* start *

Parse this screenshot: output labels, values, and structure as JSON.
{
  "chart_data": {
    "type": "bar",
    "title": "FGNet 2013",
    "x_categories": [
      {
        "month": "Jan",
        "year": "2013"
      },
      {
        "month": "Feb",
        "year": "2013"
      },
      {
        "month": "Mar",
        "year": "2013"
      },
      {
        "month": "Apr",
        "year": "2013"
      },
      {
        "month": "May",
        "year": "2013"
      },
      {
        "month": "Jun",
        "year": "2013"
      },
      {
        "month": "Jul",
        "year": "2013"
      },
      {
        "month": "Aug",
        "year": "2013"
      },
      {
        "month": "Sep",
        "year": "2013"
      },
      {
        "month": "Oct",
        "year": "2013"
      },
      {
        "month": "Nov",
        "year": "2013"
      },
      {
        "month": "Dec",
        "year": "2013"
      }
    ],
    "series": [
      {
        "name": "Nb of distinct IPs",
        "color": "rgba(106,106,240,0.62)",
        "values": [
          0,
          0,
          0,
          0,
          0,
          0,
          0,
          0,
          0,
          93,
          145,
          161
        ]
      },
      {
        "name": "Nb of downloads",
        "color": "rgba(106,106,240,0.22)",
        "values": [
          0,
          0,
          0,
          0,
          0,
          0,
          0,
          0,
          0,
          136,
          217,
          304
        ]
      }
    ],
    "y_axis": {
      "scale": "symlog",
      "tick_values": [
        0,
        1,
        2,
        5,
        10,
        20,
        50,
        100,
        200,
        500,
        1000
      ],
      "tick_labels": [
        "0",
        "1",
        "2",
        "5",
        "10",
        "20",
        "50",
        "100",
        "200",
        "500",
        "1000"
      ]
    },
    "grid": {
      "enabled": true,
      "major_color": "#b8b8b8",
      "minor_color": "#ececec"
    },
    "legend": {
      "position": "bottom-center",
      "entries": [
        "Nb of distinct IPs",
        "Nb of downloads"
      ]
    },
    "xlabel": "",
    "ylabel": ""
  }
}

* end *

- Directions: All lines of the data above that include the word "month" must be shown.

- Task response:
        "month": "Jan",
        "month": "Feb",
        "month": "Mar",
        "month": "Apr",
        "month": "May",
        "month": "Jun",
        "month": "Jul",
        "month": "Aug",
        "month": "Sep",
        "month": "Oct",
        "month": "Nov",
        "month": "Dec",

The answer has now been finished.